Set problem:
Search the data for the word "mths" and copy every line where it occurs.

(Stored items from a collection)
:::::
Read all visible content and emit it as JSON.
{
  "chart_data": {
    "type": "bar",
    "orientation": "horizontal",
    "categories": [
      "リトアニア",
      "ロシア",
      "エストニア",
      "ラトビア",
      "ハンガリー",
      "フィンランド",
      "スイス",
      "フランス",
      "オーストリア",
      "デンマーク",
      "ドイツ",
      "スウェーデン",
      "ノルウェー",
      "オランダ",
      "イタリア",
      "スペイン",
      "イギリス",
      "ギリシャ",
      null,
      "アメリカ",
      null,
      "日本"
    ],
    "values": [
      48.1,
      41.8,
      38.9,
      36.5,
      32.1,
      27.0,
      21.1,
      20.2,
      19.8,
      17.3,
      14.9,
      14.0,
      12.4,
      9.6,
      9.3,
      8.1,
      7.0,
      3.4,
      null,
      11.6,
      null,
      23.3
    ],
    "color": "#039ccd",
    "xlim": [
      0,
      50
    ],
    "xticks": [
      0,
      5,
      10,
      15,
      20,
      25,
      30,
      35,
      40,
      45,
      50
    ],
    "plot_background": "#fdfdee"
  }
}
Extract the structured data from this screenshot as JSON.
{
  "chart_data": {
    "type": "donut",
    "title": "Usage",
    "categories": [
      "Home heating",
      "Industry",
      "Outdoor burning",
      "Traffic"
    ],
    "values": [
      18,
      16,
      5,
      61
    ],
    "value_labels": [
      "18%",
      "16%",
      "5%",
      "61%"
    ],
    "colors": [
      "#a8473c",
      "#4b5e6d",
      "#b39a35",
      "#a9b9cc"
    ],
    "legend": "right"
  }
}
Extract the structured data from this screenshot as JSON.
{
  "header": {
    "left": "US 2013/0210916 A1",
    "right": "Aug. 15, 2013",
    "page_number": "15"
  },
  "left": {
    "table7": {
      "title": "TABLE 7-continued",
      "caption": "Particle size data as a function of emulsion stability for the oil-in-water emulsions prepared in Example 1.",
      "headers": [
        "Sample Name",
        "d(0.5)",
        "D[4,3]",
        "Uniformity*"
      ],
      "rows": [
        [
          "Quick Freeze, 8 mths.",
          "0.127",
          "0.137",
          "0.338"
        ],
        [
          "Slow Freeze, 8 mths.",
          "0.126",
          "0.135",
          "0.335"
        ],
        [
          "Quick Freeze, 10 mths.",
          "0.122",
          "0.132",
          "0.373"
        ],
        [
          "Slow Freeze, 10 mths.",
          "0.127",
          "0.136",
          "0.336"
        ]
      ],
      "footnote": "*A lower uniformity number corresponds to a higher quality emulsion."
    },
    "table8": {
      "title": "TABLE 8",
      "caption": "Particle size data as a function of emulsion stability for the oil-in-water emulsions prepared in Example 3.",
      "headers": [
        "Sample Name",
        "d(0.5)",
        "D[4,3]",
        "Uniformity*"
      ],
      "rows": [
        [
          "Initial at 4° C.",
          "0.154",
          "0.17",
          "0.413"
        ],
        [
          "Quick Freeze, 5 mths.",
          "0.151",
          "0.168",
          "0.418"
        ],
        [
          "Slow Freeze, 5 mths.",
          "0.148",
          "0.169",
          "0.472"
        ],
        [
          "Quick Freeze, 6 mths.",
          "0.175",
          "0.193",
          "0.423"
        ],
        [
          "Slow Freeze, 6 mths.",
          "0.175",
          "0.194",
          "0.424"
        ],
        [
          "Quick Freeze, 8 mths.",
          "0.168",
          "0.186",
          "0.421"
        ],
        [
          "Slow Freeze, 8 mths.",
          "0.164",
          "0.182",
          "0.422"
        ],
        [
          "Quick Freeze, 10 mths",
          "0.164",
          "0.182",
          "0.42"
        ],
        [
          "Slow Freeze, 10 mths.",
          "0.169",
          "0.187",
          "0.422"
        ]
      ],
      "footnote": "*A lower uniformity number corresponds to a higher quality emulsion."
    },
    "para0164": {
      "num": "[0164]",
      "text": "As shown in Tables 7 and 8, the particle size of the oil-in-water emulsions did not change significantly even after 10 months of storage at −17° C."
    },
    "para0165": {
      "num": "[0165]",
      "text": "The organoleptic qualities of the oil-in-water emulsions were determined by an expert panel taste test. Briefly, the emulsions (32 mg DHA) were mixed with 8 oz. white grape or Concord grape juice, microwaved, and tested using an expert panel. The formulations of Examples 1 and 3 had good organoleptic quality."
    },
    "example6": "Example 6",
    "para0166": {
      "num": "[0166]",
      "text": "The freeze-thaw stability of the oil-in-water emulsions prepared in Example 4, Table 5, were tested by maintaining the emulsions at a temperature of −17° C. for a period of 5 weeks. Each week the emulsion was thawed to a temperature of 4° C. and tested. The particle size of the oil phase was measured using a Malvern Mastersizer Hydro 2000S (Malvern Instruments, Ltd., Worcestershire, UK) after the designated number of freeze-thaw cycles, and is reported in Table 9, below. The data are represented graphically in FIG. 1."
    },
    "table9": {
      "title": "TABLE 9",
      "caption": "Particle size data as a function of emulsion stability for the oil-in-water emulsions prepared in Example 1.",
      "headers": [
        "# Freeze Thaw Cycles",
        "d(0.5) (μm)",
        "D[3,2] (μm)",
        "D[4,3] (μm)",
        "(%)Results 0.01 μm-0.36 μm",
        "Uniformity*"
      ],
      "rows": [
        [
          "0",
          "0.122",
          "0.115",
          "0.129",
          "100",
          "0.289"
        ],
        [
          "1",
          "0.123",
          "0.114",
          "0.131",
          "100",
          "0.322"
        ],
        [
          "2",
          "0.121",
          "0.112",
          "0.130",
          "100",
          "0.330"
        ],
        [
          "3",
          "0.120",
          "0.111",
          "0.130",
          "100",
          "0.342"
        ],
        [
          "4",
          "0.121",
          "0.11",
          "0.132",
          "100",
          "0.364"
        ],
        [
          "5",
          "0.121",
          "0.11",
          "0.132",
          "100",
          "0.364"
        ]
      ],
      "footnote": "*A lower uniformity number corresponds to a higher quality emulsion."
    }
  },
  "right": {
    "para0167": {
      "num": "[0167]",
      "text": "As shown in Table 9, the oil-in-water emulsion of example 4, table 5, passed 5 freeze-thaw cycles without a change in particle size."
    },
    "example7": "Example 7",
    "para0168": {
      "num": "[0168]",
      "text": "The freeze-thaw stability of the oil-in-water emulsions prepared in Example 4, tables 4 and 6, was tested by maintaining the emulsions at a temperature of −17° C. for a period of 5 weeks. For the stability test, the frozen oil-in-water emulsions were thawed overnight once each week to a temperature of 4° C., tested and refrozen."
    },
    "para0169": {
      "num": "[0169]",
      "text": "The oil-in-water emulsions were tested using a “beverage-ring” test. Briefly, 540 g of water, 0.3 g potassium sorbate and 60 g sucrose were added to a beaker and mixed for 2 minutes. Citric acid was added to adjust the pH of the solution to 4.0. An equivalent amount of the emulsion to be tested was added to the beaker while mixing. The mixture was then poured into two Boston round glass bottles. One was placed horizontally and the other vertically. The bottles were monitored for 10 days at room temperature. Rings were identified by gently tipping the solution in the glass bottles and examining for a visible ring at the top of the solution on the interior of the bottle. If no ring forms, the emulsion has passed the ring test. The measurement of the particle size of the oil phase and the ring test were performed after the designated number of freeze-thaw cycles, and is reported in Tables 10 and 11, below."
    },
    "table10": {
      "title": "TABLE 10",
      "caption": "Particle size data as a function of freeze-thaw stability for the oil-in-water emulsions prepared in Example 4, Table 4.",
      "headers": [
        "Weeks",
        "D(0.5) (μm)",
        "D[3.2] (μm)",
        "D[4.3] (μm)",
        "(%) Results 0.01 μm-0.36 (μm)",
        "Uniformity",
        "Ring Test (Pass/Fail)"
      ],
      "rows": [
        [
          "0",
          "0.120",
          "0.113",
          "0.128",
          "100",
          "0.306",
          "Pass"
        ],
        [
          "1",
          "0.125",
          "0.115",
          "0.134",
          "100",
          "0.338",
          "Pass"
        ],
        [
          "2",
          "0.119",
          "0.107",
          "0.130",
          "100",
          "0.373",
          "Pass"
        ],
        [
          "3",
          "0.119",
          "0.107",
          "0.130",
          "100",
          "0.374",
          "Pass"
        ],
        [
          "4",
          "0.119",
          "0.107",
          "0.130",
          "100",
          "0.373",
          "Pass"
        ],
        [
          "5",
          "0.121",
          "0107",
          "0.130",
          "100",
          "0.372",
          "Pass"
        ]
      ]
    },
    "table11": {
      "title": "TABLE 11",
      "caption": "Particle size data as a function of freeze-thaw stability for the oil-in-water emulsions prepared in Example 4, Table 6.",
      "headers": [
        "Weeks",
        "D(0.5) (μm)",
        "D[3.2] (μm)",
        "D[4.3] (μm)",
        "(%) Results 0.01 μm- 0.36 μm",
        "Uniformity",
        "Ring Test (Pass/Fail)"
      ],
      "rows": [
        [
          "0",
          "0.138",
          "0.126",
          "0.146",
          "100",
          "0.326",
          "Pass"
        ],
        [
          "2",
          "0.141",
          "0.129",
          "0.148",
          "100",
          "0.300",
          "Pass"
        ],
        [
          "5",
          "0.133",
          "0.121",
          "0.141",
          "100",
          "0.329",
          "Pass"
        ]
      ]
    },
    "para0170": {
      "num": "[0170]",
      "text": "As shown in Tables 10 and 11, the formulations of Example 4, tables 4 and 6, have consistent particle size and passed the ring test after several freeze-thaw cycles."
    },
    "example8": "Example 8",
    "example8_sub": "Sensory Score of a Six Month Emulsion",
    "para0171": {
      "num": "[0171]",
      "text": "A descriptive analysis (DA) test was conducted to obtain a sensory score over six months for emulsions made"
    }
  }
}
:::::
Answer to the exercise:
          "Quick Freeze, 8 mths.",
          "Slow Freeze, 8 mths.",
          "Quick Freeze, 10 mths.",
          "Slow Freeze, 10 mths.",
          "Quick Freeze, 5 mths.",
          "Slow Freeze, 5 mths.",
          "Quick Freeze, 6 mths.",
          "Slow Freeze, 6 mths.",
          "Quick Freeze, 8 mths.",
          "Slow Freeze, 8 mths.",
          "Quick Freeze, 10 mths",
          "Slow Freeze, 10 mths.",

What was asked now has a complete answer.